● **TEXT EXCERPT**:

# House Prices - Advanced Regression Techniques
Hello everyone! In this notebook we are going to predict House Prices using sklearn library to solve regression task.


For this notebook **I would like to say thank you some authors for their notebooks that have inspired me to write own notebook**:
1. [PEDRO MARCELINO, PHD. Comprehensive data exploration with Python ](https://www.kaggle.com/pmarcelino/comprehensive-data-exploration-with-python)
2. [SERIGNE. Stacked Regressions : Top 4% on LeaderBoard](https://www.kaggle.com/serigne/stacked-regressions-top-4-on-leaderboard)
3. [PRADNESH LACHAKE. Multiple Linear Regression and Regularization](https://www.kaggle.com/pradneshlachake/multiple-linear-regression-and-regularization)


# 1. Import libraries
For regression task we are going to use [sklearn](https://scikit-learn.org/stable/) library.


In [None]:
import math
import random
import numpy as np
import pandas as pd 
import seaborn as sns
import matplotlib.pyplot as plt


from scipy import stats
from scipy.stats import norm, skew 


import pickle

from sklearn.preprocessing import MinMaxScaler
from sklearn.metrics import explained_variance_score
from sklearn.model_selection import KFold, cross_val_score
from sklearn.metrics import mean_squared_error, r2_score
from sklearn.linear_model import LinearRegression, Ridge, \
                                 RidgeCV, Lasso, LassoCV, \
                                 ElasticNet, ElasticNetCV

# 2. Read data
Here we read train and test sets.

In [None]:
df_train = pd.read_csv('../input/house-prices-advanced-regression-techniques/train.csv', header = 0)
df_test = pd.read_csv('../input/house-prices-advanced-regression-techniques/test.csv')

In [None]:
df_train.head(5) # look for train first 5 rows

In [None]:
df_test.head(5) # look for test first 5 rows

In [None]:
print(df_train.shape)
print(df_test.shape)

# 2. Visualize data

# 2.1. the relation between target column and some other columns

In [None]:
fig = plt.figure(figsize = (18,10))

● **TASK REQUIREMENTS**:
Copy the passage of the house prices notebook from "# House Prices" up to and including "solve regression task.".

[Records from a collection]
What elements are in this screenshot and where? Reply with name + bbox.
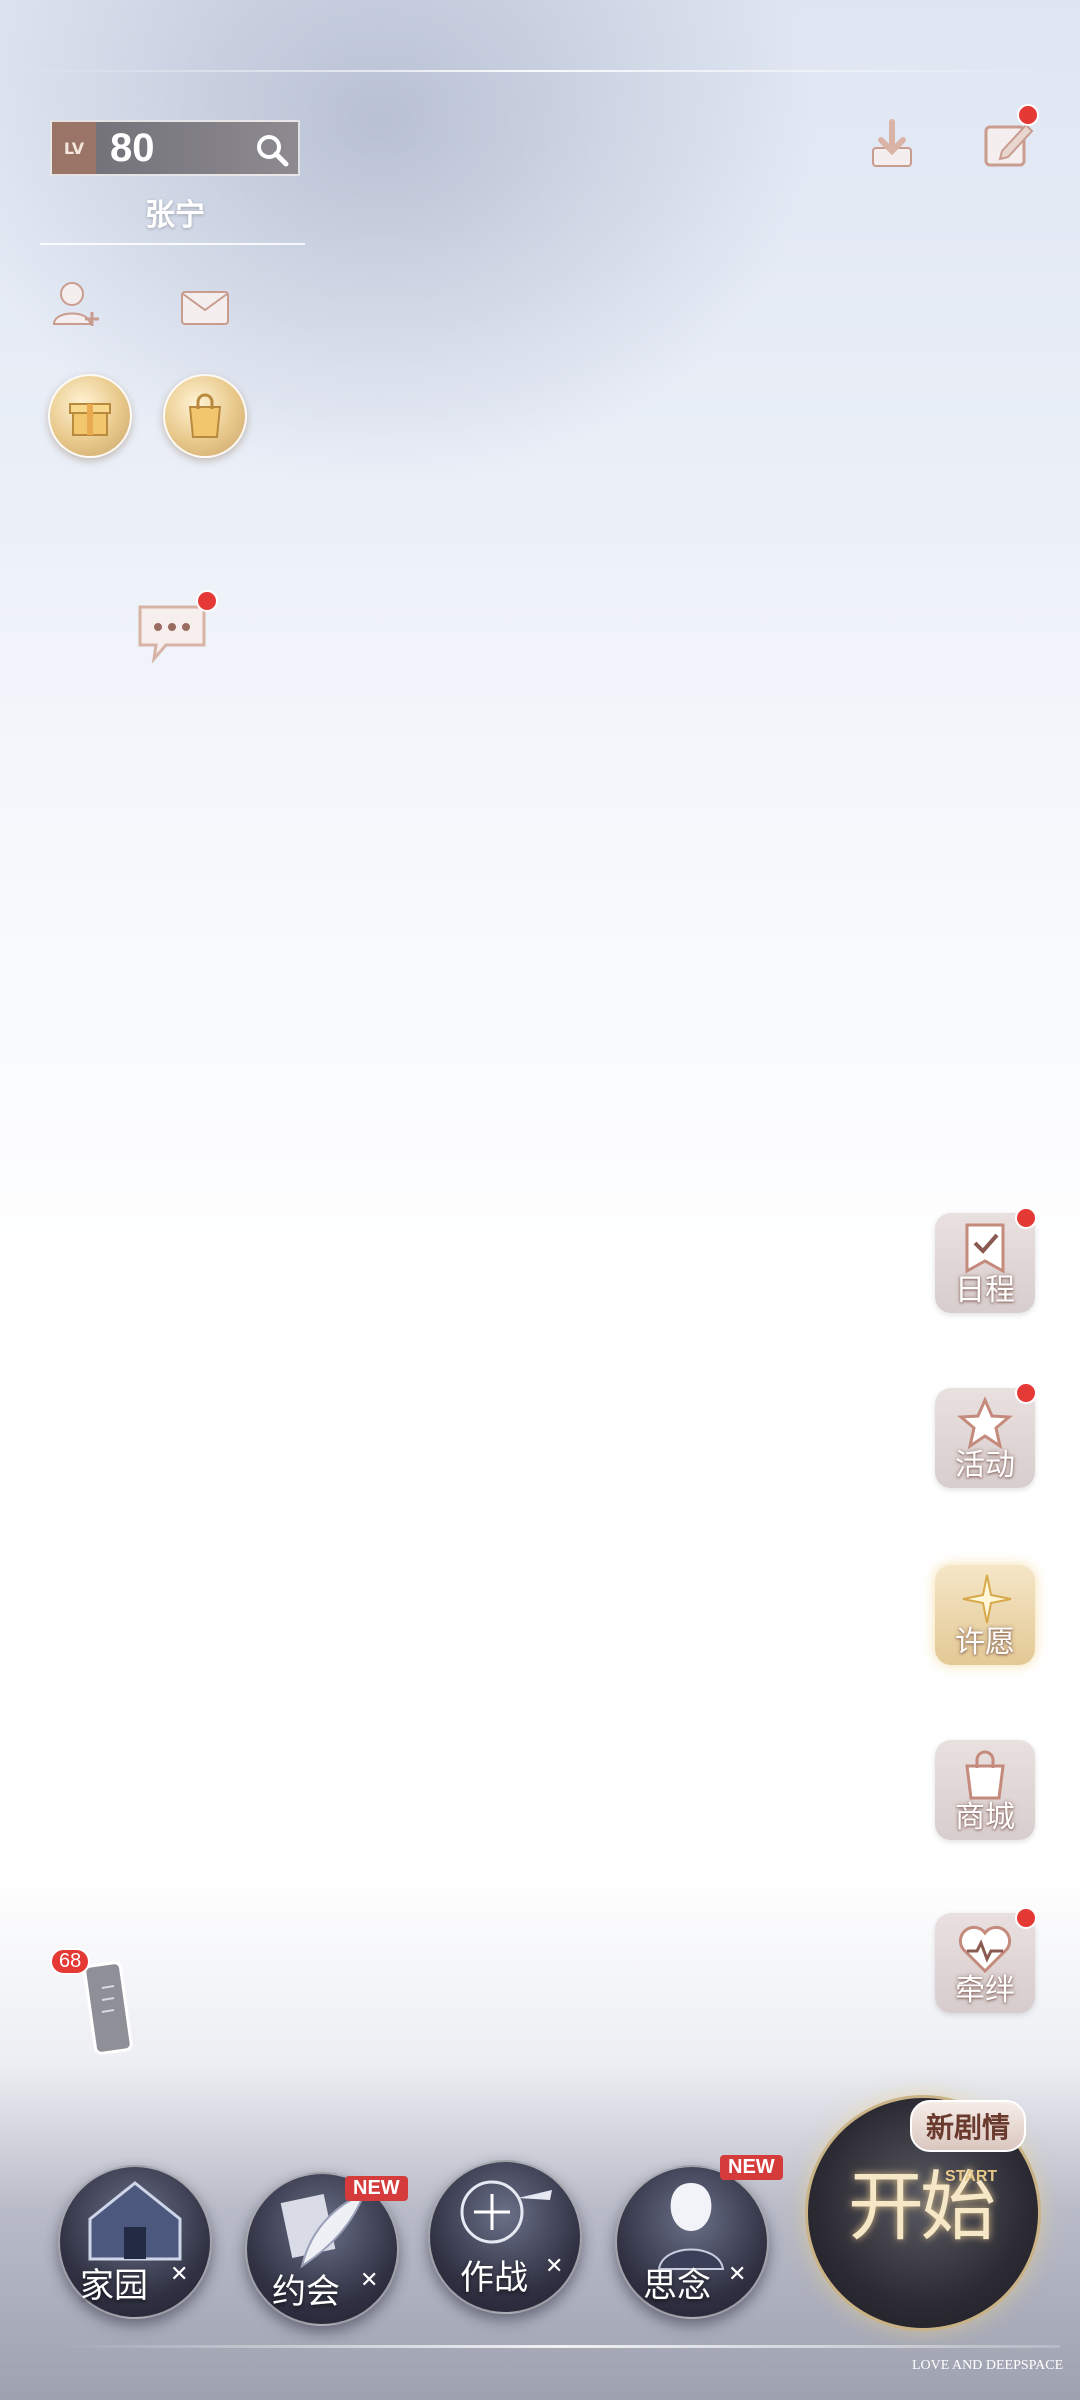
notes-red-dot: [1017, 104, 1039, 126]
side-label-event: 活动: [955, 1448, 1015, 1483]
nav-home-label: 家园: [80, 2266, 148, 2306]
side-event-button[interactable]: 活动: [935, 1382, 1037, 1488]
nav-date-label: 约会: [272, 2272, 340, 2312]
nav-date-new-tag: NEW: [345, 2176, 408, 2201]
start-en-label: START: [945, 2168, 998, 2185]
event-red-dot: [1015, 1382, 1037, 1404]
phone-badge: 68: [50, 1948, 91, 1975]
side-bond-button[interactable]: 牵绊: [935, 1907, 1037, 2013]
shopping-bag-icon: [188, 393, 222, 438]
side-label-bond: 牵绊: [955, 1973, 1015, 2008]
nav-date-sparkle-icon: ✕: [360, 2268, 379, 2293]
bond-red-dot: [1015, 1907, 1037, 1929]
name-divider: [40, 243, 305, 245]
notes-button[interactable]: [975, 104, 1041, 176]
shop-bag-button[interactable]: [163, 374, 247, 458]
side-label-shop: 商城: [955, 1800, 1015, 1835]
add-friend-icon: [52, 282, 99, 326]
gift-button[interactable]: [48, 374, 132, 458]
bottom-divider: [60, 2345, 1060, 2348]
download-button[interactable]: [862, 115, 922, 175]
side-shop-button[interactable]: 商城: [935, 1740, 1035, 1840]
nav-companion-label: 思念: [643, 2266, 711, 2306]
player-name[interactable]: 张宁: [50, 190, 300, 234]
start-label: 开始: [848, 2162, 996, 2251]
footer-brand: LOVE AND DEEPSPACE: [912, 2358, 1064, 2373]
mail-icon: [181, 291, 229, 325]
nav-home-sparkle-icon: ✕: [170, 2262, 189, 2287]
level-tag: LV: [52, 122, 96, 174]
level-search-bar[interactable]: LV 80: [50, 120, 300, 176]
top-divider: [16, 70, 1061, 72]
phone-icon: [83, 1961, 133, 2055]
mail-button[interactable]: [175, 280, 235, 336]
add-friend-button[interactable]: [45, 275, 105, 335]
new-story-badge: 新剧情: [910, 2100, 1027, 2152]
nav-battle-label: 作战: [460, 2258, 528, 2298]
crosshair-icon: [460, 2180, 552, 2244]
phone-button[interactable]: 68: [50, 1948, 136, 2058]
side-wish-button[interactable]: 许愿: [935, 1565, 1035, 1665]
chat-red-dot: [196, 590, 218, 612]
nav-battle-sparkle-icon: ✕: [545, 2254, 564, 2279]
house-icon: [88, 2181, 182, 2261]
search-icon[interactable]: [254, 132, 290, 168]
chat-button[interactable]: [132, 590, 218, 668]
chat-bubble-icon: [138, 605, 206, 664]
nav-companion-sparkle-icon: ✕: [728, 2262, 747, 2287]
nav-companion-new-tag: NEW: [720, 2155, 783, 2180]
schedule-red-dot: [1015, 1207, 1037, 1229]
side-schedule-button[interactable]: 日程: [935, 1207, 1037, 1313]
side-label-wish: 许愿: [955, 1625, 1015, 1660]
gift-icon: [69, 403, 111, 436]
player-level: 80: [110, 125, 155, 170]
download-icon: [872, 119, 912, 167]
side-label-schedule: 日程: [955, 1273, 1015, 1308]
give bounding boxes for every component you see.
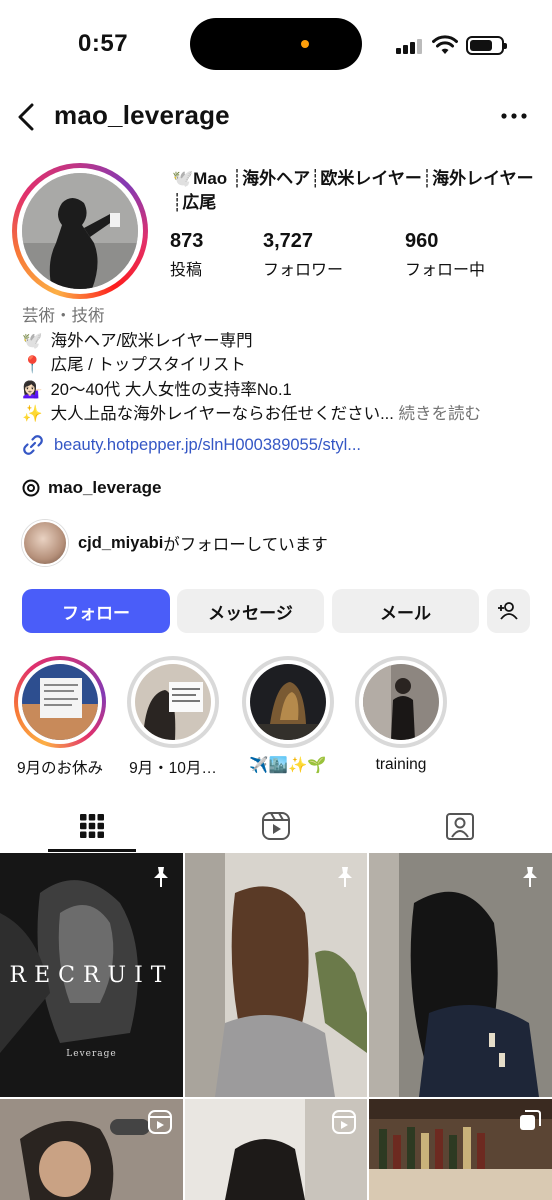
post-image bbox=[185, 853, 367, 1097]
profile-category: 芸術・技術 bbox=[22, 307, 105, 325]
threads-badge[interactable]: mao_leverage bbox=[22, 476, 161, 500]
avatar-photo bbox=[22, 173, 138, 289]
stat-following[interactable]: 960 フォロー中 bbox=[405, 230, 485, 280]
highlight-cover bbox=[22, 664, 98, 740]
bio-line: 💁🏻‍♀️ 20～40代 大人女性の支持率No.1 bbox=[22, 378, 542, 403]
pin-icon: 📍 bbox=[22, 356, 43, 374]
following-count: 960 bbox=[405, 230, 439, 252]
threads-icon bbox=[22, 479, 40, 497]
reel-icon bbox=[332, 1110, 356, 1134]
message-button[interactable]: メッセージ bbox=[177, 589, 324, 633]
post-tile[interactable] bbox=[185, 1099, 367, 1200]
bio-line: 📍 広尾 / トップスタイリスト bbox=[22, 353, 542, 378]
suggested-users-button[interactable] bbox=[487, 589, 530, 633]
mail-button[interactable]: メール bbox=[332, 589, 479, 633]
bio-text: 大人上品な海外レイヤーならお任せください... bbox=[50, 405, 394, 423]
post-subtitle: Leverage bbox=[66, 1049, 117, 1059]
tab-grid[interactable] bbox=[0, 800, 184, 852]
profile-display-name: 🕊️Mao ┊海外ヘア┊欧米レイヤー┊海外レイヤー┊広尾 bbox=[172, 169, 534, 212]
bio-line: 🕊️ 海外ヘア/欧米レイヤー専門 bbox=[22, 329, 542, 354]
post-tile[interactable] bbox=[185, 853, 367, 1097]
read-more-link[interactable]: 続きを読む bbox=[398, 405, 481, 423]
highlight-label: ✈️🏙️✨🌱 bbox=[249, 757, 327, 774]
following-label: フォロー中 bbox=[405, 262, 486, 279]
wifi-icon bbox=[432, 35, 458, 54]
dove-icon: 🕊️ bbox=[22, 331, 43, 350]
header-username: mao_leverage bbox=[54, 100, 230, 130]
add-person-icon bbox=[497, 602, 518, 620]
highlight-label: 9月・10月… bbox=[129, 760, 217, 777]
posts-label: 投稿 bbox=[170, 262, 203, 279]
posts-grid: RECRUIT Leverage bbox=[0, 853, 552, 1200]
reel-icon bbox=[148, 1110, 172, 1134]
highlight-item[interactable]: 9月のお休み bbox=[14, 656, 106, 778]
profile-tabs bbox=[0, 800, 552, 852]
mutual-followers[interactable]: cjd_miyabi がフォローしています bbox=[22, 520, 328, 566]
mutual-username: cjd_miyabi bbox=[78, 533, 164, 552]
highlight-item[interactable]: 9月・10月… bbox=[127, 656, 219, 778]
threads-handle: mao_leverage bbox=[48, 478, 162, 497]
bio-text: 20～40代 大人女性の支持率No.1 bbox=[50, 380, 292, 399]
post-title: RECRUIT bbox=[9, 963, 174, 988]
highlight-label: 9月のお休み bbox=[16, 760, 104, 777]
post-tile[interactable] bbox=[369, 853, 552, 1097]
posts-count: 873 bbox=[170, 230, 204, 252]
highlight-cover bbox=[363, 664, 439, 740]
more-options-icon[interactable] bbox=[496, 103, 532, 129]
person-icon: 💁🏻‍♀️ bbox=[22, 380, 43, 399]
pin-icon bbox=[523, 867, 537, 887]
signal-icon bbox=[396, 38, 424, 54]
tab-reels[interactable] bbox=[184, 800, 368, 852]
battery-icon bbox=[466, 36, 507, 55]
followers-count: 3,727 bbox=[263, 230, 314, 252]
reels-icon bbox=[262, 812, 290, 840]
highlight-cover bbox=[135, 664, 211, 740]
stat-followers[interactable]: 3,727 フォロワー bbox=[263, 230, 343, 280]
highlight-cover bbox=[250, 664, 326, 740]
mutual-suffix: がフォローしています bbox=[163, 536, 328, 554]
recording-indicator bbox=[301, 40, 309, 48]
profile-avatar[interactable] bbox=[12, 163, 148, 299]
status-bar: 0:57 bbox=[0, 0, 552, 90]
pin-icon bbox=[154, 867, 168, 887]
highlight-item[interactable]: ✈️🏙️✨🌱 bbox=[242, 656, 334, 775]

● **THE RESULT**:
# House Prices - Advanced Regression Techniques
Hello everyone! In this notebook we are going to predict House Prices using sklearn library to solve regression task.